Exercise details »
Extract each line containing the string "고등교육".

Data supplied »
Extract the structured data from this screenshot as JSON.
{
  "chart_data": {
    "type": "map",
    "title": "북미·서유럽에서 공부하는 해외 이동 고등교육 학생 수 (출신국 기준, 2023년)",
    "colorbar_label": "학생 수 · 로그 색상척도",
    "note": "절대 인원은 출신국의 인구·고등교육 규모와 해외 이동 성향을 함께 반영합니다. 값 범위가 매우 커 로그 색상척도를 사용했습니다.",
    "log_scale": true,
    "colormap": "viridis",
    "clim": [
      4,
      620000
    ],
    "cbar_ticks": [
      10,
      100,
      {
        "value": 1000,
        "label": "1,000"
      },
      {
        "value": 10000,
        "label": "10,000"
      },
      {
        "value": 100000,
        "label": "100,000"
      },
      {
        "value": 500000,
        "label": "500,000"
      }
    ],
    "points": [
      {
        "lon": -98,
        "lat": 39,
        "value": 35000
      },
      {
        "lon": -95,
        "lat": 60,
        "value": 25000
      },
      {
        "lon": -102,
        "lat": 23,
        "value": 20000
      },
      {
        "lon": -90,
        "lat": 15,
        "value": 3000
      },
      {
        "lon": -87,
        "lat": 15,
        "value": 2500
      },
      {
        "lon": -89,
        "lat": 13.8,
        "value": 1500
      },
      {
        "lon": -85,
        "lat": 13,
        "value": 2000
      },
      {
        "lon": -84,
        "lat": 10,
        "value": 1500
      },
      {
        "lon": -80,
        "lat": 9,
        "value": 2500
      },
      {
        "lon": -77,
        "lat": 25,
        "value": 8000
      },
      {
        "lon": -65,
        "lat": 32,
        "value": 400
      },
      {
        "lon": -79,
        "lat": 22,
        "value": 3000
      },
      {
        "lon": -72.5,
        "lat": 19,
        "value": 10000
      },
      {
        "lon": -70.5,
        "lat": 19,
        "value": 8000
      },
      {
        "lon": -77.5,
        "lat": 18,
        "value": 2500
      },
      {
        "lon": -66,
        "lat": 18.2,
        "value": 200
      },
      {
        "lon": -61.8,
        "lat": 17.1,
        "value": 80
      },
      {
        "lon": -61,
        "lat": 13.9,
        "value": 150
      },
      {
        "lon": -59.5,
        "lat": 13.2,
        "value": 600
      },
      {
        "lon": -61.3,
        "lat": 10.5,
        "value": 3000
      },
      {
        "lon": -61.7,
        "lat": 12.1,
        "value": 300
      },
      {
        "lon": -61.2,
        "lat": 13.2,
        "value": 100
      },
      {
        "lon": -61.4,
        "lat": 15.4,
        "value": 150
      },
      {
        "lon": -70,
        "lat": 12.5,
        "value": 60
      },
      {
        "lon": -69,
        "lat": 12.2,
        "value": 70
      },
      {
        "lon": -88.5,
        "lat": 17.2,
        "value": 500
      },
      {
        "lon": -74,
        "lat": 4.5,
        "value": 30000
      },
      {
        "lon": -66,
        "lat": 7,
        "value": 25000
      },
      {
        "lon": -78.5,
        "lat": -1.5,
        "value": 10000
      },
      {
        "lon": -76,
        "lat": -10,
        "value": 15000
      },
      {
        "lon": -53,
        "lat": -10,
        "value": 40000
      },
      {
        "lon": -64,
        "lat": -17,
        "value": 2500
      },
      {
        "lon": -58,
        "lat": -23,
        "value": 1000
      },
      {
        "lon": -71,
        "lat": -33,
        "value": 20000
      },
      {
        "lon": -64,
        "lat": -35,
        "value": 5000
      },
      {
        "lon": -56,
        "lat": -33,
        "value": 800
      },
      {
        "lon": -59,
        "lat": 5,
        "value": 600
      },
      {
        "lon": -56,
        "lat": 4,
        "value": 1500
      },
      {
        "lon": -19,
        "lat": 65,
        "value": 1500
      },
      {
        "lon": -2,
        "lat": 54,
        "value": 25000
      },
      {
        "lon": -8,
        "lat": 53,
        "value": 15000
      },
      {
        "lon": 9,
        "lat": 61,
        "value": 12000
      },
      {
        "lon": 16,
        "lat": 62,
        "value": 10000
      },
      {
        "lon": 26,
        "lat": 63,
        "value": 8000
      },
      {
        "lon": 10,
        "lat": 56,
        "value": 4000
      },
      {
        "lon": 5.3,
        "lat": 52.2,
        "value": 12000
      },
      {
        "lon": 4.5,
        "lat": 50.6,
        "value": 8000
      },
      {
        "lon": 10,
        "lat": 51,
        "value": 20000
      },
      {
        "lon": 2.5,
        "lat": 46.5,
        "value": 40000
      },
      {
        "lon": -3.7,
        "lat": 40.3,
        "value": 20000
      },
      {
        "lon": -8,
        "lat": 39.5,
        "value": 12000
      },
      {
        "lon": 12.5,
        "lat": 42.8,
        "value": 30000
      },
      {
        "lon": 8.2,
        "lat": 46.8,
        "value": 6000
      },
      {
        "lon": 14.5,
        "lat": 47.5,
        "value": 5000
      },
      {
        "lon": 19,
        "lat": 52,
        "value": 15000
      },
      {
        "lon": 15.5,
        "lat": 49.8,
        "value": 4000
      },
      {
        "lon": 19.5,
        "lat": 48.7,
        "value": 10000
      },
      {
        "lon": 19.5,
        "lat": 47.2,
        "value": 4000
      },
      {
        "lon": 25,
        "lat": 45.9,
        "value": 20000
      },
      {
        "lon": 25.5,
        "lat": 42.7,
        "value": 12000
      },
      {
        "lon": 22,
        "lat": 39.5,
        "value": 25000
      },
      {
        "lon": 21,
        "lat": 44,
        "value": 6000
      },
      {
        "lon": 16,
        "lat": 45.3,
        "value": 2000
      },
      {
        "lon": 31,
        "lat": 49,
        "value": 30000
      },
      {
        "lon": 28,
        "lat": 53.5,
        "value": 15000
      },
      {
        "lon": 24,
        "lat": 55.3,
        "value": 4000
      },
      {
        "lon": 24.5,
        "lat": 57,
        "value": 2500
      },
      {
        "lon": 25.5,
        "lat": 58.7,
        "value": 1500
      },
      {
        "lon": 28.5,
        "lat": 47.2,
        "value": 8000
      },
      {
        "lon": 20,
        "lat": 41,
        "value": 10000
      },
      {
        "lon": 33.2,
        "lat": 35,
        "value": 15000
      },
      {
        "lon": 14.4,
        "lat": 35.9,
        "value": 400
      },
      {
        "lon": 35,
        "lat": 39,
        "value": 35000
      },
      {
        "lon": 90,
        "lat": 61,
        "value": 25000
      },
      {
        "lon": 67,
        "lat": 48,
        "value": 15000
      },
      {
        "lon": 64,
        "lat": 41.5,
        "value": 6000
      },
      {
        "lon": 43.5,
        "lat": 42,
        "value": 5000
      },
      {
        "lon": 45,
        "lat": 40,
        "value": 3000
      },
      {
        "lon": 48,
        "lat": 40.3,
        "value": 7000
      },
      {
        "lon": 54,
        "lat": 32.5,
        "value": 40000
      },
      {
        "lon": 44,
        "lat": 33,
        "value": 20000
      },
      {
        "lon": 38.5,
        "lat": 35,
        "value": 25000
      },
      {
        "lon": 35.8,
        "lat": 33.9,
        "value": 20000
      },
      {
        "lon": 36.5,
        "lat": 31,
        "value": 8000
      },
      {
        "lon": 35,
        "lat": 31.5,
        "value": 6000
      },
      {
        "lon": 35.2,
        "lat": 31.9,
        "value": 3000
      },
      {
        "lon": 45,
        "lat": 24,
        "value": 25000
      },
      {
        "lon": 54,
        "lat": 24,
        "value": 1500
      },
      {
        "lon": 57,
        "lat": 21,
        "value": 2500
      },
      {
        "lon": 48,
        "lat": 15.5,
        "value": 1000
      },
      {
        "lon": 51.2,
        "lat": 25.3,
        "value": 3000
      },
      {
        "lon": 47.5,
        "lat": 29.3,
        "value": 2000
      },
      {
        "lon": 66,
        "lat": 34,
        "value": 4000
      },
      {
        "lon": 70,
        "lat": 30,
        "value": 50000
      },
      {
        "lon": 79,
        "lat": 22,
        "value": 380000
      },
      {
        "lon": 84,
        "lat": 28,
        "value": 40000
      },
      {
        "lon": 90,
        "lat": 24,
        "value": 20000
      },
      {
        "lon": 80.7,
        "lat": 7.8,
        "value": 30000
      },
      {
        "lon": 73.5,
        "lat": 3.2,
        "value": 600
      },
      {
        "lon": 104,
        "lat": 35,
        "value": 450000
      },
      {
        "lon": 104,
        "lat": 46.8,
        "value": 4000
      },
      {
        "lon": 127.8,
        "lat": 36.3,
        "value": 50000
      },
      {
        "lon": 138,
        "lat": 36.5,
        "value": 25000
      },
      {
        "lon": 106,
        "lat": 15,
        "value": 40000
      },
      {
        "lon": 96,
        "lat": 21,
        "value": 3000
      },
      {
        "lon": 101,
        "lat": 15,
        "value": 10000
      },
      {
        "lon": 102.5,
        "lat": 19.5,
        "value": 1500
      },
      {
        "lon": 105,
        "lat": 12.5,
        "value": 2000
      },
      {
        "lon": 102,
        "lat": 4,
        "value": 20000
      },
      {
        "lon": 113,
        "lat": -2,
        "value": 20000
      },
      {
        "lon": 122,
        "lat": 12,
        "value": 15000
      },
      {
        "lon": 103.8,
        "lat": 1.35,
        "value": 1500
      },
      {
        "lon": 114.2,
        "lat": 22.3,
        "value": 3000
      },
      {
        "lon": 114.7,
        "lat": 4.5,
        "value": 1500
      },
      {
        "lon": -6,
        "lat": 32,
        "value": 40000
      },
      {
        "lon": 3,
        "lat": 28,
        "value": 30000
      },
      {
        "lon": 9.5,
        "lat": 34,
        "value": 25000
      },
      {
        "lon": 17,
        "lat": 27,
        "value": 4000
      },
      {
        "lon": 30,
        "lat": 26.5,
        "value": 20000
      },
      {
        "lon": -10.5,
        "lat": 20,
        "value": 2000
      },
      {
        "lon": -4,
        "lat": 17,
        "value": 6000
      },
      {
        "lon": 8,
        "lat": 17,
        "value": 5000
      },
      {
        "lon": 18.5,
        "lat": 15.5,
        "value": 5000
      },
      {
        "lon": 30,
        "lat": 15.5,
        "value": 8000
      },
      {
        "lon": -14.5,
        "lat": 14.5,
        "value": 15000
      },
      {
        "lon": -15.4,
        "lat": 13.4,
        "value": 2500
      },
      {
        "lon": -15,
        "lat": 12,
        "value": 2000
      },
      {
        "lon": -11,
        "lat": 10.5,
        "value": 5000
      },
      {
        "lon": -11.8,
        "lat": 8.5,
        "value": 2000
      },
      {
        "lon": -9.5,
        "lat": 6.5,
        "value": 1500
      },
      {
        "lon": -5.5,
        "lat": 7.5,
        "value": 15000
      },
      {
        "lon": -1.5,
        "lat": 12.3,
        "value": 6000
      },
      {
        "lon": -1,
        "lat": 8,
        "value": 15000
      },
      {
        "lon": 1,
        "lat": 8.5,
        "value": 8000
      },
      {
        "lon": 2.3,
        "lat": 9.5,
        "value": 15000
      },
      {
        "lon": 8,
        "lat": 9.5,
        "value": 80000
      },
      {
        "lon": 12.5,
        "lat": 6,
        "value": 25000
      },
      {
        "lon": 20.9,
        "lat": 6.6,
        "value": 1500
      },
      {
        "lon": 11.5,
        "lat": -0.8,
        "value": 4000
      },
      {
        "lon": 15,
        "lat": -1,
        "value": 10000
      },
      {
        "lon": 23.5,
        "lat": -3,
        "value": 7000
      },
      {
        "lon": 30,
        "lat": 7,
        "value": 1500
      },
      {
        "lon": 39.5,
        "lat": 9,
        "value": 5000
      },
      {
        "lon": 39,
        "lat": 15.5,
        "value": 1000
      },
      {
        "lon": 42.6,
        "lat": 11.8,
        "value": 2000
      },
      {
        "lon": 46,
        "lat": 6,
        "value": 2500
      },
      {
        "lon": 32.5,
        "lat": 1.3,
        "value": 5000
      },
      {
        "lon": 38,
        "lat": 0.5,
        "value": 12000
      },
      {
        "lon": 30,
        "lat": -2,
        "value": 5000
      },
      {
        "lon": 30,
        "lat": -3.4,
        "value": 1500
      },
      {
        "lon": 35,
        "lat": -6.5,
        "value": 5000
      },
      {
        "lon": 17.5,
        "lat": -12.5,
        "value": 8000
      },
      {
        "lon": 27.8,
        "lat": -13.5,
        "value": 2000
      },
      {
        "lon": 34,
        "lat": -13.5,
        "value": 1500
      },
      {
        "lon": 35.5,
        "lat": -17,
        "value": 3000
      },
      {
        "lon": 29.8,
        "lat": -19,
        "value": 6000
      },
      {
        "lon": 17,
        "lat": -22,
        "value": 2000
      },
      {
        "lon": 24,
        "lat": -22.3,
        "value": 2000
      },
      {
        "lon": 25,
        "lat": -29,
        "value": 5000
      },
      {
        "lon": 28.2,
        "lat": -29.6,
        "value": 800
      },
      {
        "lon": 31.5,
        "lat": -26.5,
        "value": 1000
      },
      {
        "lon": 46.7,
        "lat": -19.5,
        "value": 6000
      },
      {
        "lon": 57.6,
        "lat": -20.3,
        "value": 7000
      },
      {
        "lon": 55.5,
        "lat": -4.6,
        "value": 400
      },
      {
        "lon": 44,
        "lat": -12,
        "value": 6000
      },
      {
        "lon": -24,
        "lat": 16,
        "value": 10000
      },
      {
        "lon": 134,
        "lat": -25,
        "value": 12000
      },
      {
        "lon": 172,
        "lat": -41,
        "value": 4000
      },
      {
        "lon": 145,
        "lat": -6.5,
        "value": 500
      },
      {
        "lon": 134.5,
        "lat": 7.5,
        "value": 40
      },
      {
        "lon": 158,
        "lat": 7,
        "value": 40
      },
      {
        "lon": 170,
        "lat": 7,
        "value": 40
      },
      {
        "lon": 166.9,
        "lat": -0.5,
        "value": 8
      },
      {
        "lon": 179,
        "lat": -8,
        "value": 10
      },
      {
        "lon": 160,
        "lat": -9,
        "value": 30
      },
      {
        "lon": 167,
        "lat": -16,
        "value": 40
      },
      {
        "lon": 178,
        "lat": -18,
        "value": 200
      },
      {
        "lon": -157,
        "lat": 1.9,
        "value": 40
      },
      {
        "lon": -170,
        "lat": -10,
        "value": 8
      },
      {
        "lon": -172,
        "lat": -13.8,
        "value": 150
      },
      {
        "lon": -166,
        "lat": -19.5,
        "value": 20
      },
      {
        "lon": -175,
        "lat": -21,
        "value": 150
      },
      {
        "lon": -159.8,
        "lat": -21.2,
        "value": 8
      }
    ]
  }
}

Exercise response »
    "title": "북미·서유럽에서 공부하는 해외 이동 고등교육 학생 수 (출신국 기준, 2023년)",
    "note": "절대 인원은 출신국의 인구·고등교육 규모와 해외 이동 성향을 함께 반영합니다. 값 범위가 매우 커 로그 색상척도를 사용했습니다.",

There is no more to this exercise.